**PROVIDED RECORDS:**
=-=-=-=-=

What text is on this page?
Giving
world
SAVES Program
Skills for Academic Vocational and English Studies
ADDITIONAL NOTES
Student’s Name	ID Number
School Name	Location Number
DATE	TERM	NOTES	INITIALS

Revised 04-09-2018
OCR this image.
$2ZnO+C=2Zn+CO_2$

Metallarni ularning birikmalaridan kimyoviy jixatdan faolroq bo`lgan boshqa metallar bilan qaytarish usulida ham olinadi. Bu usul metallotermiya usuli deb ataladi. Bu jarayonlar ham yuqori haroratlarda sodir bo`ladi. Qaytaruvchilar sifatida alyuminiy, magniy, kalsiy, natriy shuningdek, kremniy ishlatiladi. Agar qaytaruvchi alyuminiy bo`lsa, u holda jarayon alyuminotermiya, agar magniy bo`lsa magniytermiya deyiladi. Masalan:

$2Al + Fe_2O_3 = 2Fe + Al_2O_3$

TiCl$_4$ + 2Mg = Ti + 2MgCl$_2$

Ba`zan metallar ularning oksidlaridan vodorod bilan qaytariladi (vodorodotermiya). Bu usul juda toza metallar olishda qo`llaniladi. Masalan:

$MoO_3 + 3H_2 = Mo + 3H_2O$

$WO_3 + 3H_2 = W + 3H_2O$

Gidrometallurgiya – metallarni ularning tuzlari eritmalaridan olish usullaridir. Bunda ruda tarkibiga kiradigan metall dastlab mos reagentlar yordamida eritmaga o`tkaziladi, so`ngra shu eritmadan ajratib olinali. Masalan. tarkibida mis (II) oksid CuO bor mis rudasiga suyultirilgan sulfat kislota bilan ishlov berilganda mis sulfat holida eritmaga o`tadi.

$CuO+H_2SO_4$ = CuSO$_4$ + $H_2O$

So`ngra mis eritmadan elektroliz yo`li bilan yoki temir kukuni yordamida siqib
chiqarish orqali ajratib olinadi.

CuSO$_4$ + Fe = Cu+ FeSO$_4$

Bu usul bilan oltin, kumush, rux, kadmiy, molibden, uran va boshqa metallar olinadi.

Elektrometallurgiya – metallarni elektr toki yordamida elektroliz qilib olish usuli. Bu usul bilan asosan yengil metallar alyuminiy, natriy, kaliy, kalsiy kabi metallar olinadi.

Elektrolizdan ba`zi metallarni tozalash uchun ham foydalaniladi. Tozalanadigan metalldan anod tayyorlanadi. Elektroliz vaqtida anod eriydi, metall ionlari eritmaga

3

=-=-=-=-=

**WHAT IS ASKED:** Write out all the lines again, exactly as they are.

**RESPONSE FOR THIS EXERCISE:**
What text is on this page?
Giving
world
SAVES Program
Skills for Academic Vocational and English Studies
ADDITIONAL NOTES
Student’s Name	ID Number
School Name	Location Number
DATE	TERM	NOTES	INITIALS

Revised 04-09-2018
OCR this image.
$2ZnO+C=2Zn+CO_2$

Metallarni ularning birikmalaridan kimyoviy jixatdan faolroq bo`lgan boshqa metallar bilan qaytarish usulida ham olinadi. Bu usul metallotermiya usuli deb ataladi. Bu jarayonlar ham yuqori haroratlarda sodir bo`ladi. Qaytaruvchilar sifatida alyuminiy, magniy, kalsiy, natriy shuningdek, kremniy ishlatiladi. Agar qaytaruvchi alyuminiy bo`lsa, u holda jarayon alyuminotermiya, agar magniy bo`lsa magniytermiya deyiladi. Masalan:

$2Al + Fe_2O_3 = 2Fe + Al_2O_3$

TiCl$_4$ + 2Mg = Ti + 2MgCl$_2$

Ba`zan metallar ularning oksidlaridan vodorod bilan qaytariladi (vodorodotermiya). Bu usul juda toza metallar olishda qo`llaniladi. Masalan:

$MoO_3 + 3H_2 = Mo + 3H_2O$

$WO_3 + 3H_2 = W + 3H_2O$

Gidrometallurgiya – metallarni ularning tuzlari eritmalaridan olish usullaridir. Bunda ruda tarkibiga kiradigan metall dastlab mos reagentlar yordamida eritmaga o`tkaziladi, so`ngra shu eritmadan ajratib olinali. Masalan. tarkibida mis (II) oksid CuO bor mis rudasiga suyultirilgan sulfat kislota bilan ishlov berilganda mis sulfat holida eritmaga o`tadi.

$CuO+H_2SO_4$ = CuSO$_4$ + $H_2O$

So`ngra mis eritmadan elektroliz yo`li bilan yoki temir kukuni yordamida siqib
chiqarish orqali ajratib olinadi.

CuSO$_4$ + Fe = Cu+ FeSO$_4$

Bu usul bilan oltin, kumush, rux, kadmiy, molibden, uran va boshqa metallar olinadi.

Elektrometallurgiya – metallarni elektr toki yordamida elektroliz qilib olish usuli. Bu usul bilan asosan yengil metallar alyuminiy, natriy, kaliy, kalsiy kabi metallar olinadi.

Elektrolizdan ba`zi metallarni tozalash uchun ham foydalaniladi. Tozalanadigan metalldan anod tayyorlanadi. Elektroliz vaqtida anod eriydi, metall ionlari eritmaga

3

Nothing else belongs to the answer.